## [TASK INSTRUCTIONS]
Restate all of the entries exactly, dropping any pictures they hold.

## [ROWS]
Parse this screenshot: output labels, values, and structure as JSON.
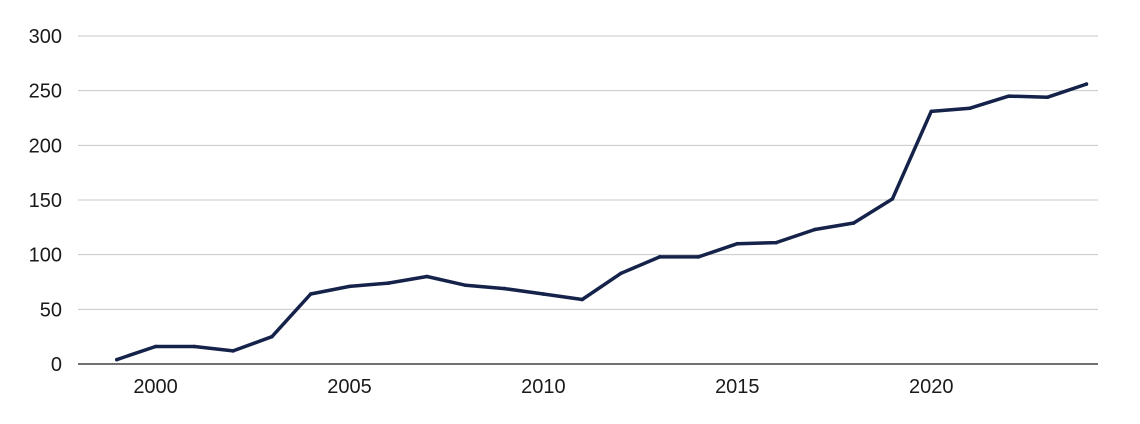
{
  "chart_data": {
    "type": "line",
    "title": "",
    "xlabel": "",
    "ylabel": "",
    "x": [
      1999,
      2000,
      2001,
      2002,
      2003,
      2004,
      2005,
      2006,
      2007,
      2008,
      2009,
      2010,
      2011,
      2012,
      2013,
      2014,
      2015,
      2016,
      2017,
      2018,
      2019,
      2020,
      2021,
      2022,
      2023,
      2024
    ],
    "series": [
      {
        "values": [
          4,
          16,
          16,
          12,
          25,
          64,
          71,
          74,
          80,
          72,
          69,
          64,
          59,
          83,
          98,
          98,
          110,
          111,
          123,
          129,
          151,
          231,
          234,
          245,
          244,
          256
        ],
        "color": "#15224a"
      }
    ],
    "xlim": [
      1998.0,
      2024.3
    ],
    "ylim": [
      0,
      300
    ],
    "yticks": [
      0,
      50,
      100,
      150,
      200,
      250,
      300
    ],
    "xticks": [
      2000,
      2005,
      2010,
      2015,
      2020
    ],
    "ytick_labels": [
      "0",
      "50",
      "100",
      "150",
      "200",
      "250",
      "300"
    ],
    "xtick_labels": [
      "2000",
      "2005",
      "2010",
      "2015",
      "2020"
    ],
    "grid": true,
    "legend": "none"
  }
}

## [EXERCISE OUTPUT]
Parse this screenshot: output labels, values, and structure as JSON.
{
  "chart_data": {
    "type": "line",
    "title": "",
    "xlabel": "",
    "ylabel": "",
    "x": [
      1999,
      2000,
      2001,
      2002,
      2003,
      2004,
      2005,
      2006,
      2007,
      2008,
      2009,
      2010,
      2011,
      2012,
      2013,
      2014,
      2015,
      2016,
      2017,
      2018,
      2019,
      2020,
      2021,
      2022,
      2023,
      2024
    ],
    "series": [
      {
        "values": [
          4,
          16,
          16,
          12,
          25,
          64,
          71,
          74,
          80,
          72,
          69,
          64,
          59,
          83,
          98,
          98,
          110,
          111,
          123,
          129,
          151,
          231,
          234,
          245,
          244,
          256
        ],
        "color": "#15224a"
      }
    ],
    "xlim": [
      1998.0,
      2024.3
    ],
    "ylim": [
      0,
      300
    ],
    "yticks": [
      0,
      50,
      100,
      150,
      200,
      250,
      300
    ],
    "xticks": [
      2000,
      2005,
      2010,
      2015,
      2020
    ],
    "ytick_labels": [
      "0",
      "50",
      "100",
      "150",
      "200",
      "250",
      "300"
    ],
    "xtick_labels": [
      "2000",
      "2005",
      "2010",
      "2015",
      "2020"
    ],
    "grid": true,
    "legend": "none"
  }
}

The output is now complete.